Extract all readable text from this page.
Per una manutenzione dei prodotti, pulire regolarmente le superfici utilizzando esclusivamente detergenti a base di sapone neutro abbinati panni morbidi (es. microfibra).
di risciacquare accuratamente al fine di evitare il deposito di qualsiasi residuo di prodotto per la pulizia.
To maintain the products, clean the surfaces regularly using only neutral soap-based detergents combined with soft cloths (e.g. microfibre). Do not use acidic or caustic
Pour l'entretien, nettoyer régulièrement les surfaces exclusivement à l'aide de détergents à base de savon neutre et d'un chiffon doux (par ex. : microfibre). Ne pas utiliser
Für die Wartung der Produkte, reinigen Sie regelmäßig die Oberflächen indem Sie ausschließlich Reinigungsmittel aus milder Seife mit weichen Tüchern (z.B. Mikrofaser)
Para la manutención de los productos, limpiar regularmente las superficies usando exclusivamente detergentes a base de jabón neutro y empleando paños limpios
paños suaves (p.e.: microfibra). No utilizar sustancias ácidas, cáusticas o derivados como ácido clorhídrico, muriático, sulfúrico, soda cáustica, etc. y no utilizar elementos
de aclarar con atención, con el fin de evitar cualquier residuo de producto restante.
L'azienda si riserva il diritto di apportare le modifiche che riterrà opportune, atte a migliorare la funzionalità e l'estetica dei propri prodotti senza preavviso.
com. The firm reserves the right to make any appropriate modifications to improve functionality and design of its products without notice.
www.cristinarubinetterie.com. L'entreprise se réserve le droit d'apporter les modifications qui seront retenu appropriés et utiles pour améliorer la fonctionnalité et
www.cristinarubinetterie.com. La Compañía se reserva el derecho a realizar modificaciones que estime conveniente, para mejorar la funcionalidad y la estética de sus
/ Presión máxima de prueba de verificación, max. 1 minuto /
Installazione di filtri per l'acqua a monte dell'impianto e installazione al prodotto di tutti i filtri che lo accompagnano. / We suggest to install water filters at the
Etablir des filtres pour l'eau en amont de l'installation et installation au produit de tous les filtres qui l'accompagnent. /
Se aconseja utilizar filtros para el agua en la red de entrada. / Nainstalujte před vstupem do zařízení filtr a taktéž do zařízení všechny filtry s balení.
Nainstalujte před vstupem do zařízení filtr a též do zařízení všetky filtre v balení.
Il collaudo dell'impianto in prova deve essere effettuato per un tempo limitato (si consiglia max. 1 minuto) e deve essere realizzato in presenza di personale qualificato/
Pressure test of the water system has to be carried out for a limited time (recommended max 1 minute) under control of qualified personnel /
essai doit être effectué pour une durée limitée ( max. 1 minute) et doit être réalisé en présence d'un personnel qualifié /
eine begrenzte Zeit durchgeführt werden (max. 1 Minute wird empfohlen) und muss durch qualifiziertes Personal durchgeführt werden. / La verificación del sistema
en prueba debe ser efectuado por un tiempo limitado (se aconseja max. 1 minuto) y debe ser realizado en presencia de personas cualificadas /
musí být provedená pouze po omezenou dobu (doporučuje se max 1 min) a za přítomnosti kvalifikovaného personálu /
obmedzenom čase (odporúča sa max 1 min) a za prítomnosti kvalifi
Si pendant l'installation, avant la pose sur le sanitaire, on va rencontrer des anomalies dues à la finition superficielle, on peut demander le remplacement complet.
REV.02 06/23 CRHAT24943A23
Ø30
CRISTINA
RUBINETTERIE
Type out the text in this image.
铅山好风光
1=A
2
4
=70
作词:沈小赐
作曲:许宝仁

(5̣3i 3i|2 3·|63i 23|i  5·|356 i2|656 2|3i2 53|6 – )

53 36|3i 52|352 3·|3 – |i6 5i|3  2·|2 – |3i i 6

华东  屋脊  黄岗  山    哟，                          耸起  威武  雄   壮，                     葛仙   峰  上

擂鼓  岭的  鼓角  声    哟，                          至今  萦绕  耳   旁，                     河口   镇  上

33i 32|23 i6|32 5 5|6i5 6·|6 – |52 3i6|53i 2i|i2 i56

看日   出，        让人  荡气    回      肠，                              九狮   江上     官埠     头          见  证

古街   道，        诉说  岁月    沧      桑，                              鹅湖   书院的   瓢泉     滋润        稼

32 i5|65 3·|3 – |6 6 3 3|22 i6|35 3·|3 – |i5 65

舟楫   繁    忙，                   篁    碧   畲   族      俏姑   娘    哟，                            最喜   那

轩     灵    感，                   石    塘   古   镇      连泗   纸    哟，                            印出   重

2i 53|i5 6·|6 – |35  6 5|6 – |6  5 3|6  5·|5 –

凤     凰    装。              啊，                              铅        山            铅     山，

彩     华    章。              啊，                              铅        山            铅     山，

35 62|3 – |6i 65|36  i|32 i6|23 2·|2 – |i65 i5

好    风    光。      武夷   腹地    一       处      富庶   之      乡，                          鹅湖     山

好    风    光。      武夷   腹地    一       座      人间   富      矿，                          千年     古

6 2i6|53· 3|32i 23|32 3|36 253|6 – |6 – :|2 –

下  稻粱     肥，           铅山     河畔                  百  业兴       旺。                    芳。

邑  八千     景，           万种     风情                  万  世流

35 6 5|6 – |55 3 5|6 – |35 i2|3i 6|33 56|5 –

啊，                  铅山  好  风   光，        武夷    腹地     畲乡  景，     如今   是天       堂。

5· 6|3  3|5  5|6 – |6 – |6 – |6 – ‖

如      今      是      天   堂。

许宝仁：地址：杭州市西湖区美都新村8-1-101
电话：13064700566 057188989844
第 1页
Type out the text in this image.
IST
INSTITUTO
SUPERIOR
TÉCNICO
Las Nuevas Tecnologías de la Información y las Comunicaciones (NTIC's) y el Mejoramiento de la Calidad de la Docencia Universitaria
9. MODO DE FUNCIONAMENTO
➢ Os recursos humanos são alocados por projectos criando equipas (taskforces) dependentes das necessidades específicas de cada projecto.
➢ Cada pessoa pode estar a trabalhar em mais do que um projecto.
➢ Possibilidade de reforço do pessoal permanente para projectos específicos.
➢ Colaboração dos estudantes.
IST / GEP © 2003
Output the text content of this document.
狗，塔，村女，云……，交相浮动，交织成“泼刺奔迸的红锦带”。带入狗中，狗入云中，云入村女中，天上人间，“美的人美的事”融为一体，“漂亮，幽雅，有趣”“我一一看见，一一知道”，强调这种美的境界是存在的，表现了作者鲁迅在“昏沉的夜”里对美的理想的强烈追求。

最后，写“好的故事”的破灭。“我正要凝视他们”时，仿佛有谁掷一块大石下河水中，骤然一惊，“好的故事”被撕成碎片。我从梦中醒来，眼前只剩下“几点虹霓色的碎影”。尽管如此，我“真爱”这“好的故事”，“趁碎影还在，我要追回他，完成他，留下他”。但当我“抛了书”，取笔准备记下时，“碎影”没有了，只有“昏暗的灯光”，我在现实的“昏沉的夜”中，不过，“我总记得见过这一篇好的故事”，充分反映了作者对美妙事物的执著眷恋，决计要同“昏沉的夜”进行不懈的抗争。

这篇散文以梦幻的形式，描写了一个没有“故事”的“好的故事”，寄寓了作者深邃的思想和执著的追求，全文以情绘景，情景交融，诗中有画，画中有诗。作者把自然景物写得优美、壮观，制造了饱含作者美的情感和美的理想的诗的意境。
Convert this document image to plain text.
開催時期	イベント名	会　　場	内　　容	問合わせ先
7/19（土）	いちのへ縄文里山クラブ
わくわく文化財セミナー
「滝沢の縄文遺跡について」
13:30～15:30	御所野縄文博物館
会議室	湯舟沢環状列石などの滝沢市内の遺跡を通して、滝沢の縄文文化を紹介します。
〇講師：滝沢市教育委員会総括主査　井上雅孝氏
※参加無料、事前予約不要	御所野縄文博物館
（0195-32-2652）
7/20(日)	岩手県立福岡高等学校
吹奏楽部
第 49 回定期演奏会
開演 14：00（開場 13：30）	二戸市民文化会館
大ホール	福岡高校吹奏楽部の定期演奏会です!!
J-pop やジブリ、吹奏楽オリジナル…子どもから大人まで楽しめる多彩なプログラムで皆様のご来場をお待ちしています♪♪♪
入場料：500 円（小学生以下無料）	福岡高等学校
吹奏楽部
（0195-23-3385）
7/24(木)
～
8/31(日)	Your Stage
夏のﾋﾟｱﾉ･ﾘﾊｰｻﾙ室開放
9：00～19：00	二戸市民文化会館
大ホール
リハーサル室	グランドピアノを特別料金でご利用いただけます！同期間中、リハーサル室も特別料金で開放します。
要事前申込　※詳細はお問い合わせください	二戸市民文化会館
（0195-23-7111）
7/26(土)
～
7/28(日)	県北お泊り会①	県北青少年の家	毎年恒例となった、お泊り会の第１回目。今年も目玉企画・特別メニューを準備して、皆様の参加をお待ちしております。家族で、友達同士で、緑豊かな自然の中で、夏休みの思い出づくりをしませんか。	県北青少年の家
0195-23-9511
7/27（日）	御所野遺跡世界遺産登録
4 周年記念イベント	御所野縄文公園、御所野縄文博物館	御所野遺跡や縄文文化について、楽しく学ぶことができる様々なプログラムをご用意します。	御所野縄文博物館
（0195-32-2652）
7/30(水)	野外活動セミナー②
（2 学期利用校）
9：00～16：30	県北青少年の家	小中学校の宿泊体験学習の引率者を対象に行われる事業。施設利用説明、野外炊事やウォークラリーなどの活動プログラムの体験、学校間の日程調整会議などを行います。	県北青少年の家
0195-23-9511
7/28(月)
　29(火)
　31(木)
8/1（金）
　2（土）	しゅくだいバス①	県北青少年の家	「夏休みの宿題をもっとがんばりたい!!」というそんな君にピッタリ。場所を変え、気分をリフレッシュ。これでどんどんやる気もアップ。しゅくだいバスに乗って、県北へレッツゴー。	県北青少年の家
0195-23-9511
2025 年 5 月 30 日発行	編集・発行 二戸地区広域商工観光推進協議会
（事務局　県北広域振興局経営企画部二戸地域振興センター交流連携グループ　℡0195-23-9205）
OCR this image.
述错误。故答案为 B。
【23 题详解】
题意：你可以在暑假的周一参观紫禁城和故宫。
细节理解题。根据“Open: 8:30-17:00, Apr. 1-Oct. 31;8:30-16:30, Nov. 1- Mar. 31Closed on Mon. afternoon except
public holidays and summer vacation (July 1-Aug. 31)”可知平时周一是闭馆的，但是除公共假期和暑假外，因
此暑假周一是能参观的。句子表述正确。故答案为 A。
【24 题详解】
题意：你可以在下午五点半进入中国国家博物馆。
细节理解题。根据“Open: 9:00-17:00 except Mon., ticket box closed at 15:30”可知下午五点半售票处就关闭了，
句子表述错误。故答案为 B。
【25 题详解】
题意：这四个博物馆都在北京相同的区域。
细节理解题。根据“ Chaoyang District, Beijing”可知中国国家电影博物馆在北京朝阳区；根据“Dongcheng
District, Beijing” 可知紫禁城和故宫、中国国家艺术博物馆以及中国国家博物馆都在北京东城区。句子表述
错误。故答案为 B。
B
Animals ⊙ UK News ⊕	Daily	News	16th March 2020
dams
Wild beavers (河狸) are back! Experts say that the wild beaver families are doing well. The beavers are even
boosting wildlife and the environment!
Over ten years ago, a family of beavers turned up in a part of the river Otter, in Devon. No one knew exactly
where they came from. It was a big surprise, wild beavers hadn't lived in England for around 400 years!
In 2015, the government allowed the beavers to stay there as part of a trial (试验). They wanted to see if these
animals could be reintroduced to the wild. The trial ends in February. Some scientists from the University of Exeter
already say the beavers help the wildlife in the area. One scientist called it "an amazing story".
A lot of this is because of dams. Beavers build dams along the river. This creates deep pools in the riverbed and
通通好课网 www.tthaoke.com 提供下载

#####

■ **TASK BRIEF**
Check each line of the records for the word "image" and extract those that contain it.

■ **SOLUTION TO THE PROBLEM**
Type out the text in this image.
Type out the text in this image.
Convert this document image to plain text.
OCR this image.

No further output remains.